▶ **Objective**
Without the pictures, set down the records below word for word.

--- Start of Material for the task ---

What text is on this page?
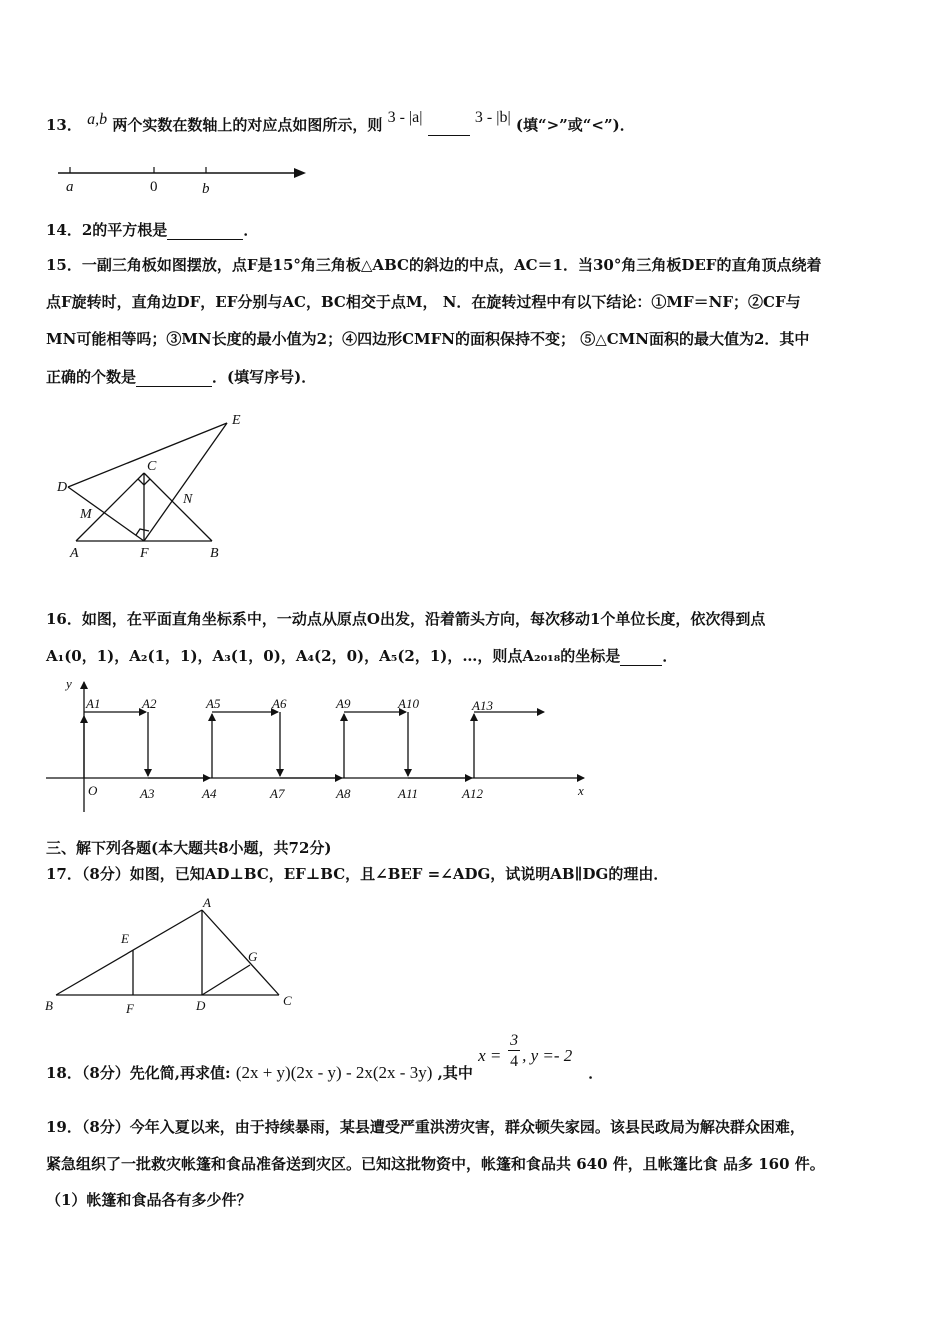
13． a,b 两个实数在数轴上的对应点如图所示，则 3 - |a|	3 - |b| (填“>”或“<”)．
a	0	b
14．2的平方根是	．
15．一副三角板如图摆放，点F是15°角三角板△ABC的斜边的中点，AC＝1．当30°角三角板DEF的直角顶点绕着
点F旋转时，直角边DF，EF分别与AC，BC相交于点M， N．在旋转过程中有以下结论：①MF＝NF；②CF与
MN可能相等吗；③MN长度的最小值为2；④四边形CMFN的面积保持不变； ⑤△CMN面积的最大值为2．其中
正确的个数是	．(填写序号)．
E
C
D
N
M
A	F	B
16．如图，在平面直角坐标系中，一动点从原点O出发，沿着箭头方向，每次移动1个单位长度，依次得到点
A₁(0，1)，A₂(1，1)，A₃(1，0)，A₄(2，0)，A₅(2，1)，…，则点A₂₀₁₈的坐标是	．
y
x
O
A1	A2
A3	A4
A5	A6
A7	A8
A9	A10
A11	A12
A13
三、解下列各题(本大题共8小题，共72分)
17．（8分）如图，已知AD⊥BC，EF⊥BC，且∠BEF =∠ADG，试说明AB∥DG的理由．
A
E
G
B	F	D	C
18．（8分）先化简,再求值: (2x + y)(2x - y) - 2x(2x - 3y) ,其中
x =
3
4 , y =- 2
．
19．（8分）今年入夏以来，由于持续暴雨，某县遭受严重洪涝灾害，群众顿失家园。该县民政局为解决群众困难，
紧急组织了一批救灾帐篷和食品准备送到灾区。已知这批物资中，帐篷和食品共 640 件，且帐篷比食 品多 160 件。
（1）帐篷和食品各有多少件？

--- End of Material for the task ---

▶ **Written response**
What text is on this page?
13． a,b 两个实数在数轴上的对应点如图所示，则 3 - |a|	3 - |b| (填“>”或“<”)．
a	0	b
14．2的平方根是	．
15．一副三角板如图摆放，点F是15°角三角板△ABC的斜边的中点，AC＝1．当30°角三角板DEF的直角顶点绕着
点F旋转时，直角边DF，EF分别与AC，BC相交于点M， N．在旋转过程中有以下结论：①MF＝NF；②CF与
MN可能相等吗；③MN长度的最小值为2；④四边形CMFN的面积保持不变； ⑤△CMN面积的最大值为2．其中
正确的个数是	．(填写序号)．
E
C
D
N
M
A	F	B
16．如图，在平面直角坐标系中，一动点从原点O出发，沿着箭头方向，每次移动1个单位长度，依次得到点
A₁(0，1)，A₂(1，1)，A₃(1，0)，A₄(2，0)，A₅(2，1)，…，则点A₂₀₁₈的坐标是	．
y
x
O
A1	A2
A3	A4
A5	A6
A7	A8
A9	A10
A11	A12
A13
三、解下列各题(本大题共8小题，共72分)
17．（8分）如图，已知AD⊥BC，EF⊥BC，且∠BEF =∠ADG，试说明AB∥DG的理由．
A
E
G
B	F	D	C
18．（8分）先化简,再求值: (2x + y)(2x - y) - 2x(2x - 3y) ,其中
x =
3
4 , y =- 2
．
19．（8分）今年入夏以来，由于持续暴雨，某县遭受严重洪涝灾害，群众顿失家园。该县民政局为解决群众困难，
紧急组织了一批救灾帐篷和食品准备送到灾区。已知这批物资中，帐篷和食品共 640 件，且帐篷比食 品多 160 件。
（1）帐篷和食品各有多少件？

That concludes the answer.